Stored records
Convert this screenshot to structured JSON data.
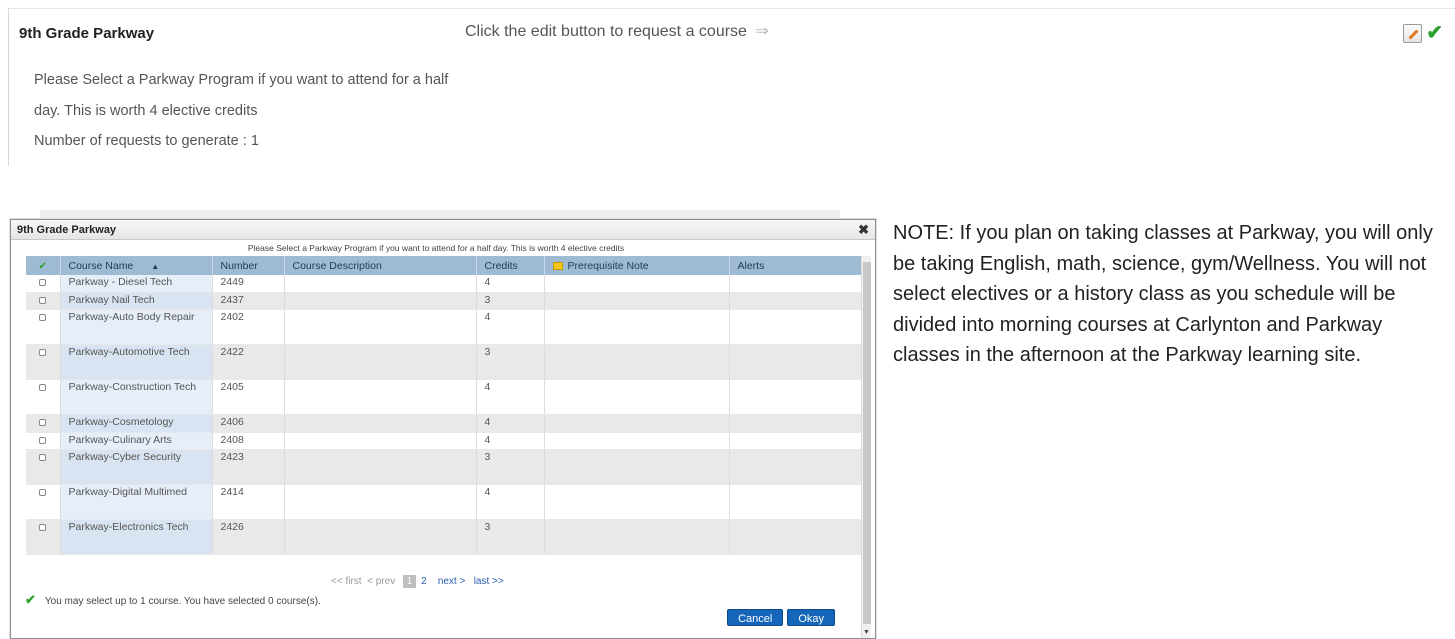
{
  "panel": {
    "title": "9th Grade Parkway",
    "hint": "Click the edit button to request a course",
    "hint_arrow": "⇒",
    "description": "Please Select a Parkway Program if you want to attend for a half day. This is worth 4 elective credits",
    "request_count_label": "Number of requests to generate : 1"
  },
  "dialog": {
    "title": "9th Grade Parkway",
    "close": "✖",
    "subtitle": "Please Select a Parkway Program if you want to attend for a half day. This is worth 4 elective credits",
    "columns": {
      "check": "✔",
      "course_name": "Course Name",
      "sort": "▲",
      "number": "Number",
      "description": "Course Description",
      "credits": "Credits",
      "prereq": "Prerequisite Note",
      "alerts": "Alerts"
    },
    "rows": [
      {
        "name": "Parkway - Diesel Tech",
        "number": "2449",
        "description": "",
        "credits": "4",
        "prereq": "",
        "alerts": ""
      },
      {
        "name": "Parkway Nail Tech",
        "number": "2437",
        "description": "",
        "credits": "3",
        "prereq": "",
        "alerts": ""
      },
      {
        "name": "Parkway-Auto Body Repair",
        "number": "2402",
        "description": "",
        "credits": "4",
        "prereq": "",
        "alerts": ""
      },
      {
        "name": "Parkway-Automotive Tech",
        "number": "2422",
        "description": "",
        "credits": "3",
        "prereq": "",
        "alerts": ""
      },
      {
        "name": "Parkway-Construction Tech",
        "number": "2405",
        "description": "",
        "credits": "4",
        "prereq": "",
        "alerts": ""
      },
      {
        "name": "Parkway-Cosmetology",
        "number": "2406",
        "description": "",
        "credits": "4",
        "prereq": "",
        "alerts": ""
      },
      {
        "name": "Parkway-Culinary Arts",
        "number": "2408",
        "description": "",
        "credits": "4",
        "prereq": "",
        "alerts": ""
      },
      {
        "name": "Parkway-Cyber Security",
        "number": "2423",
        "description": "",
        "credits": "3",
        "prereq": "",
        "alerts": ""
      },
      {
        "name": "Parkway-Digital Multimed",
        "number": "2414",
        "description": "",
        "credits": "4",
        "prereq": "",
        "alerts": ""
      },
      {
        "name": "Parkway-Electronics Tech",
        "number": "2426",
        "description": "",
        "credits": "3",
        "prereq": "",
        "alerts": ""
      }
    ],
    "pager": {
      "first": "<< first",
      "prev": "< prev",
      "current": "1",
      "page2": "2",
      "next": "next >",
      "last": "last >>"
    },
    "selection_message": "You may select up to 1 course.  You have selected 0 course(s).",
    "cancel_label": "Cancel",
    "okay_label": "Okay"
  },
  "note": "NOTE: If you plan on taking classes at Parkway, you will only be taking English, math, science, gym/Wellness. You will not select electives or a history class as you schedule will be divided into morning courses at Carlynton and Parkway classes in the afternoon at the Parkway learning site.",
  "colors": {
    "header_blue": "#9fbbd4",
    "button_blue": "#1565b8",
    "check_green": "#2ea02e"
  }
}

* _EXERCISE_
Leave out the pictures and copy the rest of the material above exactly.

* _THE COMPLETED TASK_
Convert this screenshot to structured JSON data.
{
  "panel": {
    "title": "9th Grade Parkway",
    "hint": "Click the edit button to request a course",
    "hint_arrow": "⇒",
    "description": "Please Select a Parkway Program if you want to attend for a half day. This is worth 4 elective credits",
    "request_count_label": "Number of requests to generate : 1"
  },
  "dialog": {
    "title": "9th Grade Parkway",
    "close": "✖",
    "subtitle": "Please Select a Parkway Program if you want to attend for a half day. This is worth 4 elective credits",
    "columns": {
      "check": "✔",
      "course_name": "Course Name",
      "sort": "▲",
      "number": "Number",
      "description": "Course Description",
      "credits": "Credits",
      "prereq": "Prerequisite Note",
      "alerts": "Alerts"
    },
    "rows": [
      {
        "name": "Parkway - Diesel Tech",
        "number": "2449",
        "description": "",
        "credits": "4",
        "prereq": "",
        "alerts": ""
      },
      {
        "name": "Parkway Nail Tech",
        "number": "2437",
        "description": "",
        "credits": "3",
        "prereq": "",
        "alerts": ""
      },
      {
        "name": "Parkway-Auto Body Repair",
        "number": "2402",
        "description": "",
        "credits": "4",
        "prereq": "",
        "alerts": ""
      },
      {
        "name": "Parkway-Automotive Tech",
        "number": "2422",
        "description": "",
        "credits": "3",
        "prereq": "",
        "alerts": ""
      },
      {
        "name": "Parkway-Construction Tech",
        "number": "2405",
        "description": "",
        "credits": "4",
        "prereq": "",
        "alerts": ""
      },
      {
        "name": "Parkway-Cosmetology",
        "number": "2406",
        "description": "",
        "credits": "4",
        "prereq": "",
        "alerts": ""
      },
      {
        "name": "Parkway-Culinary Arts",
        "number": "2408",
        "description": "",
        "credits": "4",
        "prereq": "",
        "alerts": ""
      },
      {
        "name": "Parkway-Cyber Security",
        "number": "2423",
        "description": "",
        "credits": "3",
        "prereq": "",
        "alerts": ""
      },
      {
        "name": "Parkway-Digital Multimed",
        "number": "2414",
        "description": "",
        "credits": "4",
        "prereq": "",
        "alerts": ""
      },
      {
        "name": "Parkway-Electronics Tech",
        "number": "2426",
        "description": "",
        "credits": "3",
        "prereq": "",
        "alerts": ""
      }
    ],
    "pager": {
      "first": "<< first",
      "prev": "< prev",
      "current": "1",
      "page2": "2",
      "next": "next >",
      "last": "last >>"
    },
    "selection_message": "You may select up to 1 course.  You have selected 0 course(s).",
    "cancel_label": "Cancel",
    "okay_label": "Okay"
  },
  "note": "NOTE: If you plan on taking classes at Parkway, you will only be taking English, math, science, gym/Wellness. You will not select electives or a history class as you schedule will be divided into morning courses at Carlynton and Parkway classes in the afternoon at the Parkway learning site.",
  "colors": {
    "header_blue": "#9fbbd4",
    "button_blue": "#1565b8",
    "check_green": "#2ea02e"
  }
}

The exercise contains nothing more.